*REQUIREMENT:* Wherever the string "cats" appears, copy the whole line.

*GIVEN INFORMATION:*
* start *

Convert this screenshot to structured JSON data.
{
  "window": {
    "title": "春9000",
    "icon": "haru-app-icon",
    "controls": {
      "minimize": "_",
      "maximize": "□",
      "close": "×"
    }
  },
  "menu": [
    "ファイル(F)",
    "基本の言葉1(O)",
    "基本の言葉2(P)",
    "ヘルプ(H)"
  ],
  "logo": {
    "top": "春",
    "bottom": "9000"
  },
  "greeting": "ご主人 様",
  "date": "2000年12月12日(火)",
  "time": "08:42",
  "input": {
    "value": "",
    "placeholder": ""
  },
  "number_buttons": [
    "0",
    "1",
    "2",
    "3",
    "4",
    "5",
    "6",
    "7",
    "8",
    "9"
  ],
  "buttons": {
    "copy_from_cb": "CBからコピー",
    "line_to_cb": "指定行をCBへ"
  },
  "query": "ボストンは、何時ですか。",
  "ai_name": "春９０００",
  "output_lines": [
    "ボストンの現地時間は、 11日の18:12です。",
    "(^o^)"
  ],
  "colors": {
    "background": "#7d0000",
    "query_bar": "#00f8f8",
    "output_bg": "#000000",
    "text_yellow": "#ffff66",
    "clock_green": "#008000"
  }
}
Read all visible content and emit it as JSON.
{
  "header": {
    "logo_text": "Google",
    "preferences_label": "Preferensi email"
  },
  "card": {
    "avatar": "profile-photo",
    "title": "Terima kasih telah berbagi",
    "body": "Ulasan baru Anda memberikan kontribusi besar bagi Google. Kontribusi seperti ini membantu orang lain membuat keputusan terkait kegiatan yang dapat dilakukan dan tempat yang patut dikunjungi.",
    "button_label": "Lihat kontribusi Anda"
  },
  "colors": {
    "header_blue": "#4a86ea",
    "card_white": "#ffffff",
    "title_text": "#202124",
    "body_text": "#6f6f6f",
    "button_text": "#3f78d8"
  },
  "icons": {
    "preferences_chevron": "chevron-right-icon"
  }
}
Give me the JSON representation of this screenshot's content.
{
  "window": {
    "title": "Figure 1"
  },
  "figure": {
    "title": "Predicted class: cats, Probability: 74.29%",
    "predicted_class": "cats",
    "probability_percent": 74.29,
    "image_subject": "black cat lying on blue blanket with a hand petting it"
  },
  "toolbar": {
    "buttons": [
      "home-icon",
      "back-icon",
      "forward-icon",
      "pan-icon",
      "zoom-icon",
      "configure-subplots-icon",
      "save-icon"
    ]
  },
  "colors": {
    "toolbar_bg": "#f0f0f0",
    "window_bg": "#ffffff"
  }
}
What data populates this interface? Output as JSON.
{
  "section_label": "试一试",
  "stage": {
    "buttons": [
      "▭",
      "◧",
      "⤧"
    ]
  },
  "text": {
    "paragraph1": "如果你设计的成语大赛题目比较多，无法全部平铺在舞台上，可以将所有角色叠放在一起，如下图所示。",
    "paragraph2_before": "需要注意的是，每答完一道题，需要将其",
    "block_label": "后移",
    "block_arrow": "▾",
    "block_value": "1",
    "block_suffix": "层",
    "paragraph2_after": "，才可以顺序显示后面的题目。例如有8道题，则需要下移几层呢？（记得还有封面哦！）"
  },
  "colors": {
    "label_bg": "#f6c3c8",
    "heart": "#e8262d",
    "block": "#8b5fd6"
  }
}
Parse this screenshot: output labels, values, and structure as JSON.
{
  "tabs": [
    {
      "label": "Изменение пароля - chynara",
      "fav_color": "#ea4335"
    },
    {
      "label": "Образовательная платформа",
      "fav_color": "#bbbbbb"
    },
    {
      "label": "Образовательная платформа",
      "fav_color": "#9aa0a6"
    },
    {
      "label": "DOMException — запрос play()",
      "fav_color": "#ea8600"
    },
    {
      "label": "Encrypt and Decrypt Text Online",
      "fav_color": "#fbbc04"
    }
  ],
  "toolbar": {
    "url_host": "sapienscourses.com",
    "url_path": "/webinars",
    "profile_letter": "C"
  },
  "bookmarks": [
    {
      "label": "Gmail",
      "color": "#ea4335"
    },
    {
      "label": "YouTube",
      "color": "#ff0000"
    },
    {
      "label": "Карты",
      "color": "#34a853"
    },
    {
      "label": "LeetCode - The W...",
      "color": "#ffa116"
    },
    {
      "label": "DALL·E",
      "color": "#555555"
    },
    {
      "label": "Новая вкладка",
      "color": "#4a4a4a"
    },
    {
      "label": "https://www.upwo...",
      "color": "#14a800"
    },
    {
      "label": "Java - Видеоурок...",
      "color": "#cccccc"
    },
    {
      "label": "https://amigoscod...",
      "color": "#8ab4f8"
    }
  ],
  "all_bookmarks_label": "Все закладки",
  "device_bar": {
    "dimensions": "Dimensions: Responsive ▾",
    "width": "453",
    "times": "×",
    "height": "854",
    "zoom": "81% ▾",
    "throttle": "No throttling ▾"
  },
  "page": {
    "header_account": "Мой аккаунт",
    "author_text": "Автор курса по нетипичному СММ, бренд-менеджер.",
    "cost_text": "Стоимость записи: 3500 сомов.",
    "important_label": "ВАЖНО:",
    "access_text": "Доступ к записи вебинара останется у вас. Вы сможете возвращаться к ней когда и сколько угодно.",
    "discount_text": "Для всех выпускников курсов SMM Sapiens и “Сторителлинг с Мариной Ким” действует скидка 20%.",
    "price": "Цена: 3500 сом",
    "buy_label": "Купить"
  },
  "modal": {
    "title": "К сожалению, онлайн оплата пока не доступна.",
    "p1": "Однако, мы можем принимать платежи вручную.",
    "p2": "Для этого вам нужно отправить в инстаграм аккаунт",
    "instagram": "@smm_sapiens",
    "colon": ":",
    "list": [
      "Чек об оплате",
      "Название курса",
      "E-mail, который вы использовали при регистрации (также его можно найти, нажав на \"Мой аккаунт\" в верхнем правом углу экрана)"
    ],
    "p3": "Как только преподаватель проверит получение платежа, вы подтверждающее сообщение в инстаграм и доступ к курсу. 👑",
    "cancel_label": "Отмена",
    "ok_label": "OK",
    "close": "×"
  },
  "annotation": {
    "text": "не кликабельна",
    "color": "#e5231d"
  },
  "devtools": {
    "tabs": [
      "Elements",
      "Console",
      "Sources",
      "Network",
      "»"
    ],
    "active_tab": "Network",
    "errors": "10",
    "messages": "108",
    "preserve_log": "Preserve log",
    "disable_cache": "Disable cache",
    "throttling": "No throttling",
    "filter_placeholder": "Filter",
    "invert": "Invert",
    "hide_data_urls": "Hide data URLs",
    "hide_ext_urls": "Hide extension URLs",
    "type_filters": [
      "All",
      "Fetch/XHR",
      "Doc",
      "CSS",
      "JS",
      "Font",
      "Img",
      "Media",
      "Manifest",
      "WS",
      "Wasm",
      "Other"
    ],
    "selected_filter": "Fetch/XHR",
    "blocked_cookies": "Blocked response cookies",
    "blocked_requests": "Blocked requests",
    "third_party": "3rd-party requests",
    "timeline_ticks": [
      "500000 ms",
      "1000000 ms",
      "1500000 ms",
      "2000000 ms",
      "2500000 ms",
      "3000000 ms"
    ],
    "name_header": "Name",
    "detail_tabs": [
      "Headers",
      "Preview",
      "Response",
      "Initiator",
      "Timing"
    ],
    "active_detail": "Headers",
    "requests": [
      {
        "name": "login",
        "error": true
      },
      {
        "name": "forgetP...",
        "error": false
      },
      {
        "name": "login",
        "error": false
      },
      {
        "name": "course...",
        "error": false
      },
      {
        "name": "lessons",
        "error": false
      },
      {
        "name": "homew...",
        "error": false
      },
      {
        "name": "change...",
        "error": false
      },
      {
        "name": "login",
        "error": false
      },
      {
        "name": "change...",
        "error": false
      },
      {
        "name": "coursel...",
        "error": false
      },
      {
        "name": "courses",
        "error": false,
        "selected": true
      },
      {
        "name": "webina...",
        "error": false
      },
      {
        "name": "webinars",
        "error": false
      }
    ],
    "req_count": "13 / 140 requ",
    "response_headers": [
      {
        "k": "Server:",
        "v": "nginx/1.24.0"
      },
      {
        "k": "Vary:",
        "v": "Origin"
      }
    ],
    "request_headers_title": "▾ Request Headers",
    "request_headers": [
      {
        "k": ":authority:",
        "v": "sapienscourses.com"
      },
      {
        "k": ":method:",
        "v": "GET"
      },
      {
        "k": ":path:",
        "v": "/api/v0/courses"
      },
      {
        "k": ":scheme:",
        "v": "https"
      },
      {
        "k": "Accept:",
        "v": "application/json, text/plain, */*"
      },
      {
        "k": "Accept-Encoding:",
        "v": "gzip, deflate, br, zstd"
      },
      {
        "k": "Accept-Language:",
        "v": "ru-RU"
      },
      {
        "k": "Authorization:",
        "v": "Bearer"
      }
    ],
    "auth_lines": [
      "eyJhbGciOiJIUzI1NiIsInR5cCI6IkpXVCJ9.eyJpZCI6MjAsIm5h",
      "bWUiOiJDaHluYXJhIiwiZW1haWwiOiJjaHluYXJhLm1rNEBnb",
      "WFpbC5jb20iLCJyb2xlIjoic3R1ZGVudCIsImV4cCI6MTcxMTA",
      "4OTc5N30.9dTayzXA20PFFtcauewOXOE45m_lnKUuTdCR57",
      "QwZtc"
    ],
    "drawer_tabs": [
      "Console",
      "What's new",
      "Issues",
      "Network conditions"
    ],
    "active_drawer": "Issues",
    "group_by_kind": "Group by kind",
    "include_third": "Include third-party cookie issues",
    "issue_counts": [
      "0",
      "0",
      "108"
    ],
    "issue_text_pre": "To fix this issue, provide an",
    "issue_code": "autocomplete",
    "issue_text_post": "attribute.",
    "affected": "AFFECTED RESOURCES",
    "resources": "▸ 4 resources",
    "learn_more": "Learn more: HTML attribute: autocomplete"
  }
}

* end *

*WRITTEN ANSWER:*
    "title": "Predicted class: cats, Probability: 74.29%",
    "predicted_class": "cats",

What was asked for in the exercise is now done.